*RECORDS*.
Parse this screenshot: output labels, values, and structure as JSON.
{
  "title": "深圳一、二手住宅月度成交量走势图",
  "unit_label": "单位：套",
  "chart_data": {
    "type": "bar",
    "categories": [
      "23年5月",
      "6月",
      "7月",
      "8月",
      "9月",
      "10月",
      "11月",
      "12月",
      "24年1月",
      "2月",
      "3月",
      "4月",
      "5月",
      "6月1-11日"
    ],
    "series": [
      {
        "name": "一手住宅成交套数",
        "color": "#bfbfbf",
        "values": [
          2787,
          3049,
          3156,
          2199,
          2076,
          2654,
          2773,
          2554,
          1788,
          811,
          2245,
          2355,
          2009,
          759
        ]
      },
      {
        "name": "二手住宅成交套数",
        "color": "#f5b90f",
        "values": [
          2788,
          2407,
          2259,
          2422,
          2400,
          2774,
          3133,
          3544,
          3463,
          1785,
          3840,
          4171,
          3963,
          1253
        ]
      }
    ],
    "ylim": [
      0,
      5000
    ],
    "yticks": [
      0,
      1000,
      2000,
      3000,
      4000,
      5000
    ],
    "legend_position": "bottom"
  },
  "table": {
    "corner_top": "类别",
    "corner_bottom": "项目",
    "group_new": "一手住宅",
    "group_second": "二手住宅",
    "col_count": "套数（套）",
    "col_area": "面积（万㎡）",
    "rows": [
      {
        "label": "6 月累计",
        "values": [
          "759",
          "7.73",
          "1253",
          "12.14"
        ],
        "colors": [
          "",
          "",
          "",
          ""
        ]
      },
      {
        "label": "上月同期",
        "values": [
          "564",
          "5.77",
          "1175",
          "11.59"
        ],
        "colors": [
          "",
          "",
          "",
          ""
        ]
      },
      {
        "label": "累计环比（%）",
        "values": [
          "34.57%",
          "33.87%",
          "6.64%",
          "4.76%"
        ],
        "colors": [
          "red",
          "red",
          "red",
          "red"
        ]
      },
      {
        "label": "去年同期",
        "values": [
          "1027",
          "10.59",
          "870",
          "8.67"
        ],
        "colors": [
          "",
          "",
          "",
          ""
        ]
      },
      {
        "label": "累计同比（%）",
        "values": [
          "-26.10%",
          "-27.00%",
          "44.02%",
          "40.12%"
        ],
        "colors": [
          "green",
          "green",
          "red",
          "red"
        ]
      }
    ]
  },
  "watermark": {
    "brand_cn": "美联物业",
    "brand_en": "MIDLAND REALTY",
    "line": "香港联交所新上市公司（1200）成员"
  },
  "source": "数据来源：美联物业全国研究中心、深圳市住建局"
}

*WRITTEN REQUEST*.
Reproduce the records word for word.

*OUTPUT OF THE TASK*.
Parse this screenshot: output labels, values, and structure as JSON.
{
  "title": "深圳一、二手住宅月度成交量走势图",
  "unit_label": "单位：套",
  "chart_data": {
    "type": "bar",
    "categories": [
      "23年5月",
      "6月",
      "7月",
      "8月",
      "9月",
      "10月",
      "11月",
      "12月",
      "24年1月",
      "2月",
      "3月",
      "4月",
      "5月",
      "6月1-11日"
    ],
    "series": [
      {
        "name": "一手住宅成交套数",
        "color": "#bfbfbf",
        "values": [
          2787,
          3049,
          3156,
          2199,
          2076,
          2654,
          2773,
          2554,
          1788,
          811,
          2245,
          2355,
          2009,
          759
        ]
      },
      {
        "name": "二手住宅成交套数",
        "color": "#f5b90f",
        "values": [
          2788,
          2407,
          2259,
          2422,
          2400,
          2774,
          3133,
          3544,
          3463,
          1785,
          3840,
          4171,
          3963,
          1253
        ]
      }
    ],
    "ylim": [
      0,
      5000
    ],
    "yticks": [
      0,
      1000,
      2000,
      3000,
      4000,
      5000
    ],
    "legend_position": "bottom"
  },
  "table": {
    "corner_top": "类别",
    "corner_bottom": "项目",
    "group_new": "一手住宅",
    "group_second": "二手住宅",
    "col_count": "套数（套）",
    "col_area": "面积（万㎡）",
    "rows": [
      {
        "label": "6 月累计",
        "values": [
          "759",
          "7.73",
          "1253",
          "12.14"
        ],
        "colors": [
          "",
          "",
          "",
          ""
        ]
      },
      {
        "label": "上月同期",
        "values": [
          "564",
          "5.77",
          "1175",
          "11.59"
        ],
        "colors": [
          "",
          "",
          "",
          ""
        ]
      },
      {
        "label": "累计环比（%）",
        "values": [
          "34.57%",
          "33.87%",
          "6.64%",
          "4.76%"
        ],
        "colors": [
          "red",
          "red",
          "red",
          "red"
        ]
      },
      {
        "label": "去年同期",
        "values": [
          "1027",
          "10.59",
          "870",
          "8.67"
        ],
        "colors": [
          "",
          "",
          "",
          ""
        ]
      },
      {
        "label": "累计同比（%）",
        "values": [
          "-26.10%",
          "-27.00%",
          "44.02%",
          "40.12%"
        ],
        "colors": [
          "green",
          "green",
          "red",
          "red"
        ]
      }
    ]
  },
  "watermark": {
    "brand_cn": "美联物业",
    "brand_en": "MIDLAND REALTY",
    "line": "香港联交所新上市公司（1200）成员"
  },
  "source": "数据来源：美联物业全国研究中心、深圳市住建局"
}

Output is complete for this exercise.